_Records supplied_
* begin *
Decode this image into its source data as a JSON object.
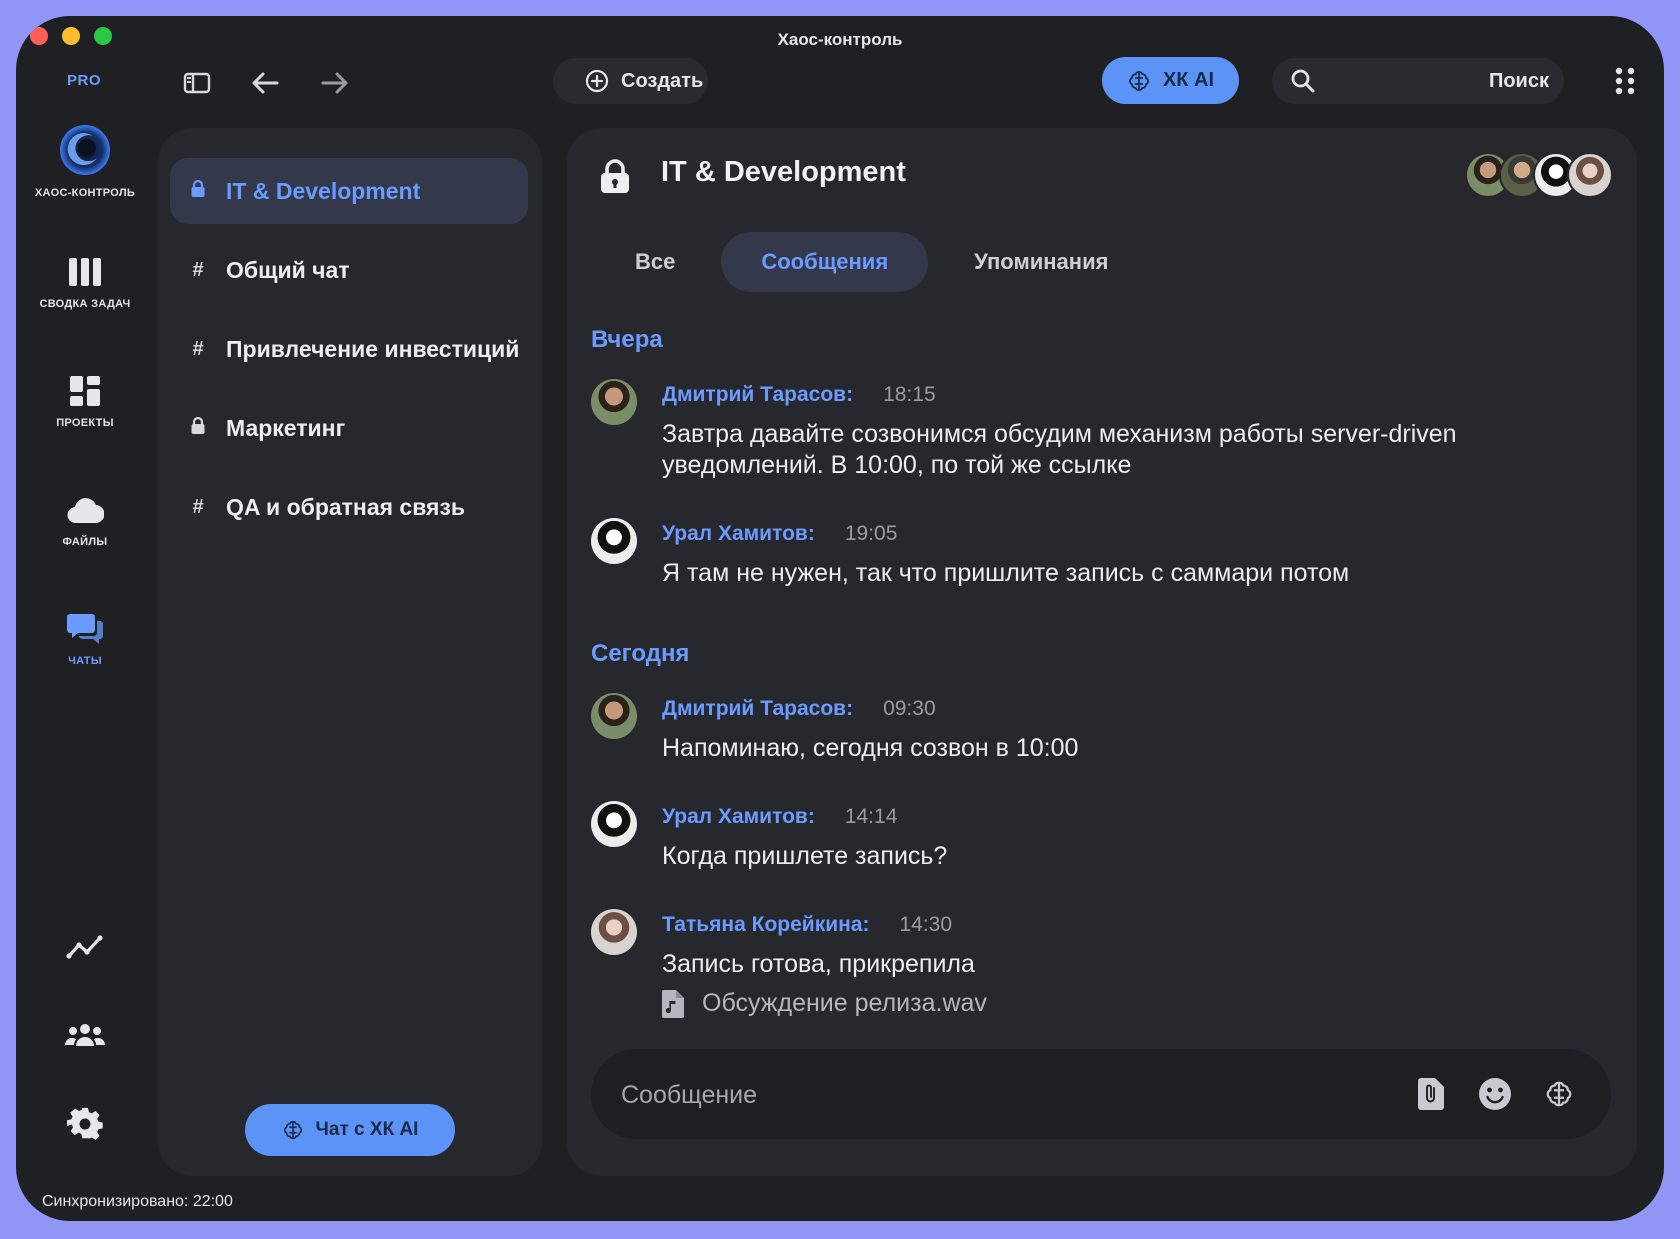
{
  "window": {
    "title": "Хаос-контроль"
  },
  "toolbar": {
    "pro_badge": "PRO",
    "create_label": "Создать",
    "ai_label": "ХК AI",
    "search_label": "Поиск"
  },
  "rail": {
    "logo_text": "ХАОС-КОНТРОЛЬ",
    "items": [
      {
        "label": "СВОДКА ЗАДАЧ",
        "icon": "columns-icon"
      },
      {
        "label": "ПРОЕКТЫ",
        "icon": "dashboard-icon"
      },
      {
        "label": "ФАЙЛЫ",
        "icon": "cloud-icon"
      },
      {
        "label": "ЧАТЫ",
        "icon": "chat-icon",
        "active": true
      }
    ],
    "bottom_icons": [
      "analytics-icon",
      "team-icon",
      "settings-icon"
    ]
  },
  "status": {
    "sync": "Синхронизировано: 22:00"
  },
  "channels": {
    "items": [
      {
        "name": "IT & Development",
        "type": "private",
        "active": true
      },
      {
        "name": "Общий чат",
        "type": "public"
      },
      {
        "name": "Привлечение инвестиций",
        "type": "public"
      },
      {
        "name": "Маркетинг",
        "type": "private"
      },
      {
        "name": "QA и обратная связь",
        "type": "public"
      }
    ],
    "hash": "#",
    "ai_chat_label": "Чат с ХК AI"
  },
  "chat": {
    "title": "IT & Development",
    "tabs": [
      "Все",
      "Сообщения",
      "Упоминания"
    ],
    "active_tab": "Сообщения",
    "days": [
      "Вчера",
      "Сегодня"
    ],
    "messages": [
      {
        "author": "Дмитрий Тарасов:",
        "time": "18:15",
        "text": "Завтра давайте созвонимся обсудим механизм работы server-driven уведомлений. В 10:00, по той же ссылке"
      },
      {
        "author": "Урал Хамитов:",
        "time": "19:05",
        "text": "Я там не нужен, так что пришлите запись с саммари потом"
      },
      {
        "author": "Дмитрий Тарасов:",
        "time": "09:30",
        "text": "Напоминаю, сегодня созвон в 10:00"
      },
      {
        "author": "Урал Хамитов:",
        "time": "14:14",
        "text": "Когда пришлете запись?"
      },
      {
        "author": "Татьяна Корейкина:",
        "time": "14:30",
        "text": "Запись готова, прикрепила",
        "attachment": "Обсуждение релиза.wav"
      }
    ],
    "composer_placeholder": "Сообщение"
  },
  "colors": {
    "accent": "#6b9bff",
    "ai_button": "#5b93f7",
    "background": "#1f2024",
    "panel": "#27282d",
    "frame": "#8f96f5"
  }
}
* end *
_Directions for this task_
Print the whole listing above once more, word for word, without its pictures.

_Solution to this exercise_
Decode this image into its source data as a JSON object.
{
  "window": {
    "title": "Хаос-контроль"
  },
  "toolbar": {
    "pro_badge": "PRO",
    "create_label": "Создать",
    "ai_label": "ХК AI",
    "search_label": "Поиск"
  },
  "rail": {
    "logo_text": "ХАОС-КОНТРОЛЬ",
    "items": [
      {
        "label": "СВОДКА ЗАДАЧ",
        "icon": "columns-icon"
      },
      {
        "label": "ПРОЕКТЫ",
        "icon": "dashboard-icon"
      },
      {
        "label": "ФАЙЛЫ",
        "icon": "cloud-icon"
      },
      {
        "label": "ЧАТЫ",
        "icon": "chat-icon",
        "active": true
      }
    ],
    "bottom_icons": [
      "analytics-icon",
      "team-icon",
      "settings-icon"
    ]
  },
  "status": {
    "sync": "Синхронизировано: 22:00"
  },
  "channels": {
    "items": [
      {
        "name": "IT & Development",
        "type": "private",
        "active": true
      },
      {
        "name": "Общий чат",
        "type": "public"
      },
      {
        "name": "Привлечение инвестиций",
        "type": "public"
      },
      {
        "name": "Маркетинг",
        "type": "private"
      },
      {
        "name": "QA и обратная связь",
        "type": "public"
      }
    ],
    "hash": "#",
    "ai_chat_label": "Чат с ХК AI"
  },
  "chat": {
    "title": "IT & Development",
    "tabs": [
      "Все",
      "Сообщения",
      "Упоминания"
    ],
    "active_tab": "Сообщения",
    "days": [
      "Вчера",
      "Сегодня"
    ],
    "messages": [
      {
        "author": "Дмитрий Тарасов:",
        "time": "18:15",
        "text": "Завтра давайте созвонимся обсудим механизм работы server-driven уведомлений. В 10:00, по той же ссылке"
      },
      {
        "author": "Урал Хамитов:",
        "time": "19:05",
        "text": "Я там не нужен, так что пришлите запись с саммари потом"
      },
      {
        "author": "Дмитрий Тарасов:",
        "time": "09:30",
        "text": "Напоминаю, сегодня созвон в 10:00"
      },
      {
        "author": "Урал Хамитов:",
        "time": "14:14",
        "text": "Когда пришлете запись?"
      },
      {
        "author": "Татьяна Корейкина:",
        "time": "14:30",
        "text": "Запись готова, прикрепила",
        "attachment": "Обсуждение релиза.wav"
      }
    ],
    "composer_placeholder": "Сообщение"
  },
  "colors": {
    "accent": "#6b9bff",
    "ai_button": "#5b93f7",
    "background": "#1f2024",
    "panel": "#27282d",
    "frame": "#8f96f5"
  }
}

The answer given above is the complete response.